Exercise directions:
Copy out each line below that has the word "screenshot" in it.
::: Dataset
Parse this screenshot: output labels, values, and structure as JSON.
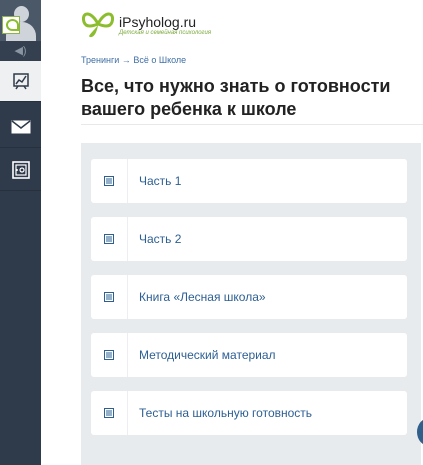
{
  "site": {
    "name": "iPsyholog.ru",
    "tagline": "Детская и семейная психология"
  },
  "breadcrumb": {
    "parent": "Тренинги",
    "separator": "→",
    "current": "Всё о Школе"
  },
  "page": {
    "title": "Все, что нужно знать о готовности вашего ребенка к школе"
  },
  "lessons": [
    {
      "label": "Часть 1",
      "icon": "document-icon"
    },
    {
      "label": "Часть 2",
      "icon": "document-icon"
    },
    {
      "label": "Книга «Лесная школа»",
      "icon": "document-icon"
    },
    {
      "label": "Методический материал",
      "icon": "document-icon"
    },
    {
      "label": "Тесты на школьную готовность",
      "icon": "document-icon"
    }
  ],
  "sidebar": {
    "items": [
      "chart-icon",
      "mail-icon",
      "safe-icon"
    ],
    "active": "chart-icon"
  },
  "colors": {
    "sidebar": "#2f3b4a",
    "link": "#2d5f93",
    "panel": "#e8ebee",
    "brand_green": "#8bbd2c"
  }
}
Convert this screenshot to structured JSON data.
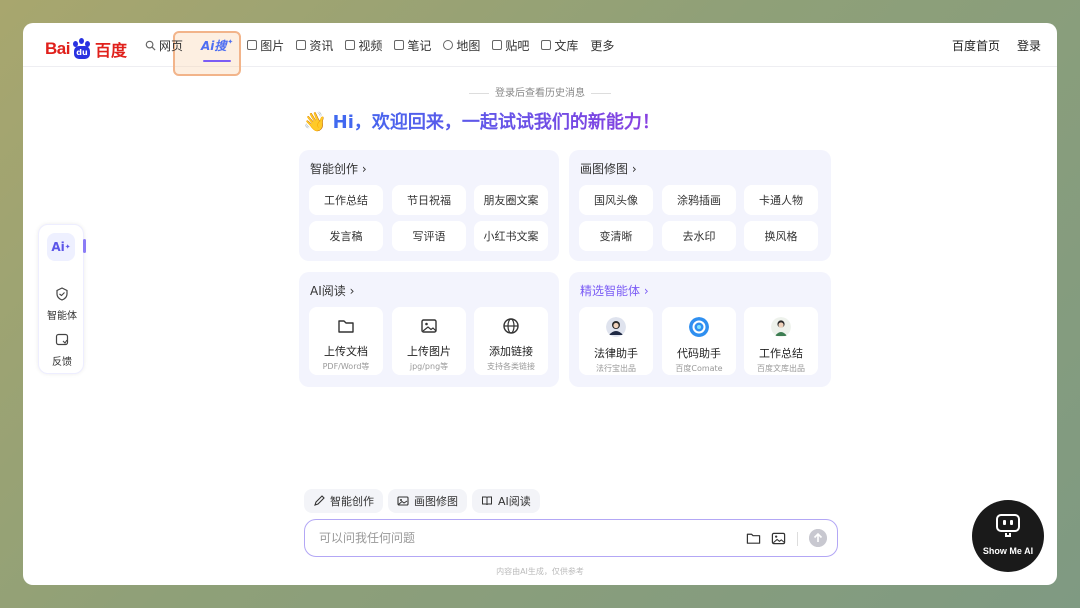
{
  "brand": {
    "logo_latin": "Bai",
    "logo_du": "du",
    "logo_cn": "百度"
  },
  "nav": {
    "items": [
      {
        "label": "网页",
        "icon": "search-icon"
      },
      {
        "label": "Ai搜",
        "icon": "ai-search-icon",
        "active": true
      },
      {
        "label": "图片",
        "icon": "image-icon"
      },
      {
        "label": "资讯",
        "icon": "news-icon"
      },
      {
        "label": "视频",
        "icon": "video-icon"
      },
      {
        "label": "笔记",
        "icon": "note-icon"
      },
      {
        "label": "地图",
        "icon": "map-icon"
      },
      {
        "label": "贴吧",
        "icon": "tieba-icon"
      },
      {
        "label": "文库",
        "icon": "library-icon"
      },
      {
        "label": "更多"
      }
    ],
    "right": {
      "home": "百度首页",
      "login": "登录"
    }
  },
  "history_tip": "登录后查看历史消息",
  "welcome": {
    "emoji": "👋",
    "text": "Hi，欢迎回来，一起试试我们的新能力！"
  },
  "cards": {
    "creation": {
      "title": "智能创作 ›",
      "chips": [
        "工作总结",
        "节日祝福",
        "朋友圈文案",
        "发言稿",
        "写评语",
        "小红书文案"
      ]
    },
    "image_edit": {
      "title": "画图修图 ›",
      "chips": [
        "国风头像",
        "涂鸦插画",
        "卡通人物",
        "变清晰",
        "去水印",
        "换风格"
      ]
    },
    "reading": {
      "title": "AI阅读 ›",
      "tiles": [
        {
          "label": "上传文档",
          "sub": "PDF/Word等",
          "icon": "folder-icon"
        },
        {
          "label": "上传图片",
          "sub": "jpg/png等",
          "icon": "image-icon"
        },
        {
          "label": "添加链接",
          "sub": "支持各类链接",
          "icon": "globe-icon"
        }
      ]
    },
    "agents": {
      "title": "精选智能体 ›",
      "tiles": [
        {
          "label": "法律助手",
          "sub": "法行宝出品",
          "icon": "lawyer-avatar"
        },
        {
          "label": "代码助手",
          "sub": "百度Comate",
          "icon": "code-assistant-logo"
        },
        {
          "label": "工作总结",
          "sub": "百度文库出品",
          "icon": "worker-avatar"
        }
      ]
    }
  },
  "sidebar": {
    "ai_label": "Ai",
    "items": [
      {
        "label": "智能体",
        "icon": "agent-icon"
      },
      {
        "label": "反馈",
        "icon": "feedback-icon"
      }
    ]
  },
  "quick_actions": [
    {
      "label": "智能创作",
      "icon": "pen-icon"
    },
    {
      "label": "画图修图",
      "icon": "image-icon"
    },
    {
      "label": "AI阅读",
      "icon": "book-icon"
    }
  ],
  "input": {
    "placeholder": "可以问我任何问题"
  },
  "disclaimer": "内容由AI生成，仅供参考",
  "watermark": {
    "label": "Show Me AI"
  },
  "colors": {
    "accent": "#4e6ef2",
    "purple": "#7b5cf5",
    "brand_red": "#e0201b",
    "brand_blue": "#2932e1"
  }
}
::::::
Expected answer:
Parse this screenshot: output labels, values, and structure as JSON.
Convert this screenshot to structured JSON data.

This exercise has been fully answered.